▶ What is being asked:
Lines that include the word "title" are the ones to copy.

▼

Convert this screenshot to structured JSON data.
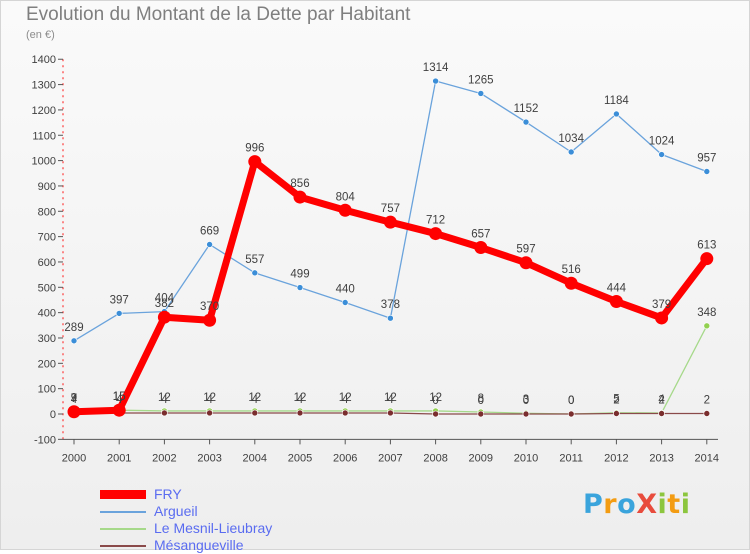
{
  "title": "Evolution du Montant de la Dette par Habitant",
  "unit": "(en €)",
  "logo": {
    "text": "Proxiti",
    "letters": [
      {
        "ch": "P",
        "color": "#3aa4dc"
      },
      {
        "ch": "r",
        "color": "#f39c12"
      },
      {
        "ch": "o",
        "color": "#3aa4dc"
      },
      {
        "ch": "X",
        "color": "#e84c3d"
      },
      {
        "ch": "i",
        "color": "#8cc63e"
      },
      {
        "ch": "t",
        "color": "#f39c12"
      },
      {
        "ch": "i",
        "color": "#8cc63e"
      }
    ]
  },
  "chart_data": {
    "type": "line",
    "title": "Evolution du Montant de la Dette par Habitant",
    "ylabel": "(en €)",
    "xlabel": "",
    "ylim": [
      -100,
      1400
    ],
    "ytick_step": 100,
    "grid": false,
    "categories": [
      "2000",
      "2001",
      "2002",
      "2003",
      "2004",
      "2005",
      "2006",
      "2007",
      "2008",
      "2009",
      "2010",
      "2011",
      "2012",
      "2013",
      "2014"
    ],
    "series": [
      {
        "name": "Arg",
        "legend": "Argueil",
        "color": "#6aa3dc",
        "marker_fill": "#3b8ed8",
        "values": [
          289,
          397,
          404,
          669,
          557,
          499,
          440,
          378,
          1314,
          1265,
          1152,
          1034,
          1184,
          1024,
          957
        ],
        "labels": [
          "289",
          "397",
          "404",
          "669",
          "557",
          "499",
          "440",
          "378",
          "1314",
          "1265",
          "1152",
          "1034",
          "1184",
          "1024",
          "957"
        ],
        "bold": false
      },
      {
        "name": "LML",
        "legend": "Le Mesnil-Lieubray",
        "color": "#a6d98a",
        "marker_fill": "#92d050",
        "values": [
          7,
          15,
          12,
          12,
          12,
          12,
          12,
          12,
          12,
          8,
          3,
          0,
          5,
          4,
          348
        ],
        "labels": [
          "7",
          "15",
          "12",
          "12",
          "12",
          "12",
          "12",
          "12",
          "12",
          "8",
          "3",
          "0",
          "5",
          "4",
          "348"
        ],
        "bold": false
      },
      {
        "name": "Mes",
        "legend": "Mésangueville",
        "color": "#8a4a4a",
        "marker_fill": "#7a2e2e",
        "values": [
          4,
          4,
          4,
          4,
          4,
          4,
          4,
          4,
          0,
          0,
          0,
          0,
          2,
          2,
          2
        ],
        "labels": [
          "4",
          "4",
          "4",
          "4",
          "4",
          "4",
          "4",
          "4",
          "0",
          "0",
          "0",
          "0",
          "2",
          "2",
          "2"
        ],
        "bold": false
      },
      {
        "name": "FRY",
        "legend": "FRY",
        "color": "#ff0000",
        "marker_fill": "#ff0000",
        "values": [
          9,
          15,
          382,
          370,
          996,
          856,
          804,
          757,
          712,
          657,
          597,
          516,
          444,
          379,
          613
        ],
        "labels": [
          "9",
          "15",
          "382",
          "370",
          "996",
          "856",
          "804",
          "757",
          "712",
          "657",
          "597",
          "516",
          "444",
          "379",
          "613"
        ],
        "bold": true
      }
    ],
    "legend_order": [
      "FRY",
      "Arg",
      "LML",
      "Mes"
    ]
  }
}
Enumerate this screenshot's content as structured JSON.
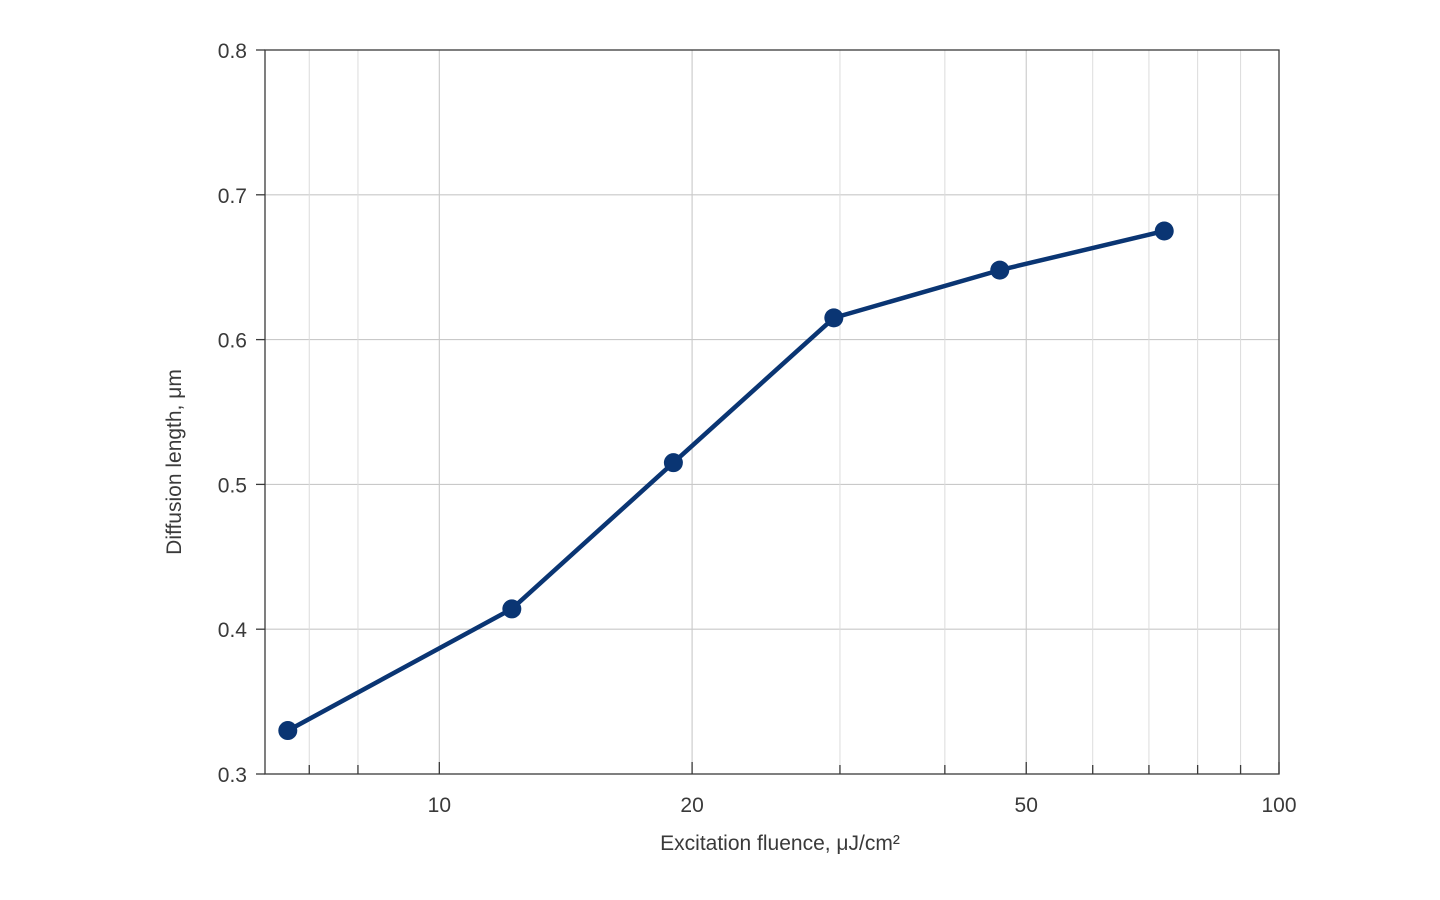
{
  "chart_data": {
    "type": "line",
    "title": "",
    "xlabel": "Excitation fluence, μJ/cm²",
    "ylabel": "Diffusion length, μm",
    "x_scale": "log",
    "xlim": [
      6.2,
      100
    ],
    "ylim": [
      0.3,
      0.8
    ],
    "x_major_ticks": [
      10,
      20,
      50,
      100
    ],
    "x_minor_ticks": [
      7,
      8,
      30,
      40,
      60,
      70,
      80,
      90
    ],
    "y_ticks": [
      0.3,
      0.4,
      0.5,
      0.6,
      0.7,
      0.8
    ],
    "grid": true,
    "series": [
      {
        "color": "#0a3573",
        "points": [
          {
            "x": 6.6,
            "y": 0.33
          },
          {
            "x": 12.2,
            "y": 0.414
          },
          {
            "x": 19.0,
            "y": 0.515
          },
          {
            "x": 29.5,
            "y": 0.615
          },
          {
            "x": 46.5,
            "y": 0.648
          },
          {
            "x": 73.0,
            "y": 0.675
          }
        ]
      }
    ]
  }
}
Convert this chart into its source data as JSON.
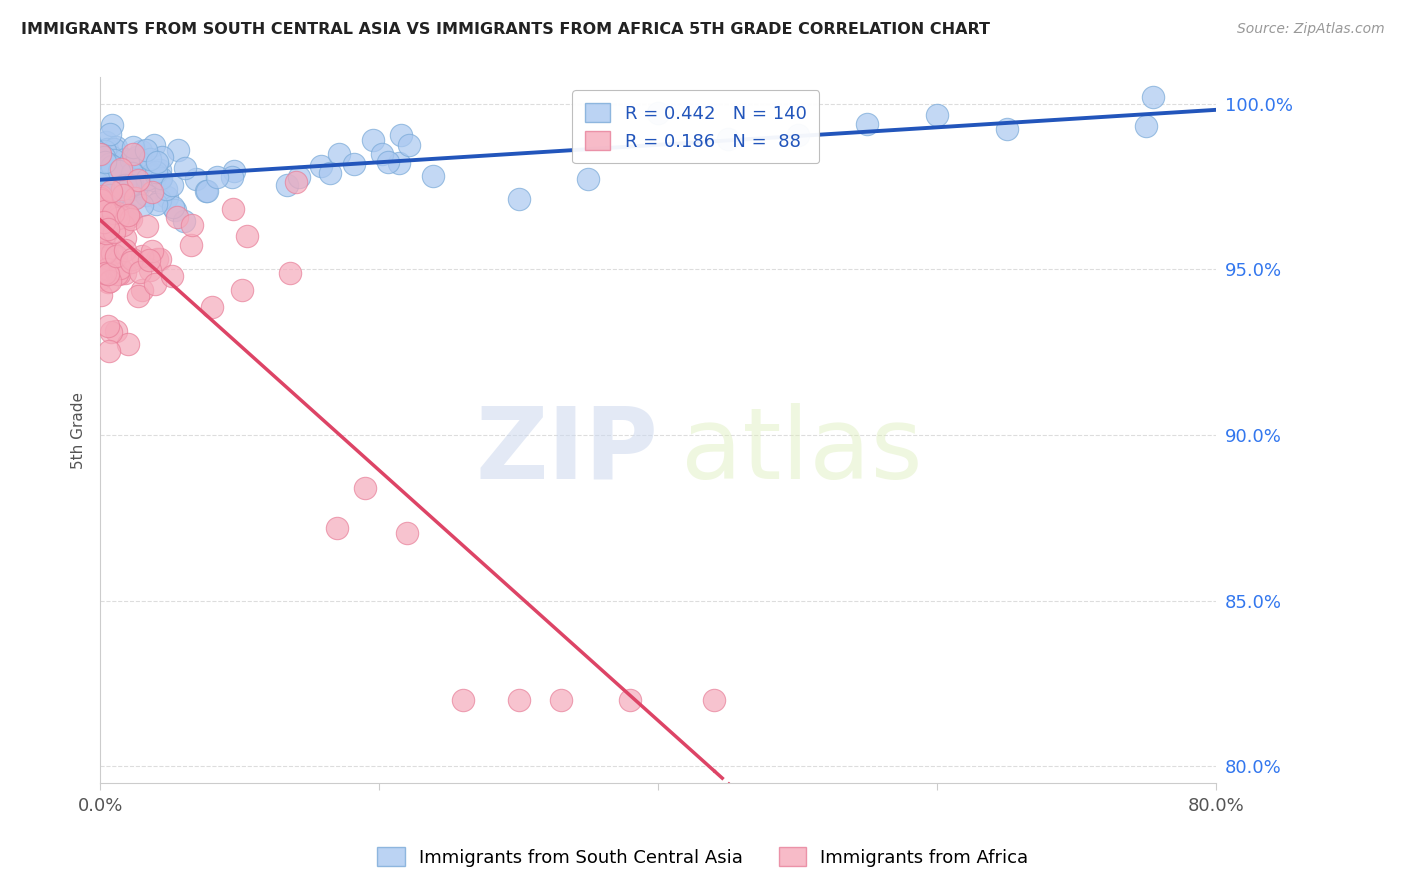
{
  "title": "IMMIGRANTS FROM SOUTH CENTRAL ASIA VS IMMIGRANTS FROM AFRICA 5TH GRADE CORRELATION CHART",
  "source": "Source: ZipAtlas.com",
  "ylabel": "5th Grade",
  "xlim": [
    0.0,
    0.8
  ],
  "ylim": [
    0.795,
    1.008
  ],
  "yticks": [
    0.8,
    0.85,
    0.9,
    0.95,
    1.0
  ],
  "yticklabels": [
    "80.0%",
    "85.0%",
    "90.0%",
    "95.0%",
    "100.0%"
  ],
  "r_blue": 0.442,
  "n_blue": 140,
  "r_pink": 0.186,
  "n_pink": 88,
  "blue_color": "#aac8f0",
  "pink_color": "#f5aabb",
  "blue_edge_color": "#7aaad8",
  "pink_edge_color": "#e8809a",
  "blue_line_color": "#2255bb",
  "pink_line_color": "#dd4466",
  "legend_label_blue": "Immigrants from South Central Asia",
  "legend_label_pink": "Immigrants from Africa",
  "watermark_zip": "ZIP",
  "watermark_atlas": "atlas",
  "grid_color": "#dddddd",
  "axis_color": "#cccccc"
}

▲

▶ Solved exercise:
  "title": "Evolution du Montant de la Dette par Habitant",
    "title": "Evolution du Montant de la Dette par Habitant",
    "title": "",
  "title": "IMMIGRANTS FROM SOUTH CENTRAL ASIA VS IMMIGRANTS FROM AFRICA 5TH GRADE CORRELATION CHART",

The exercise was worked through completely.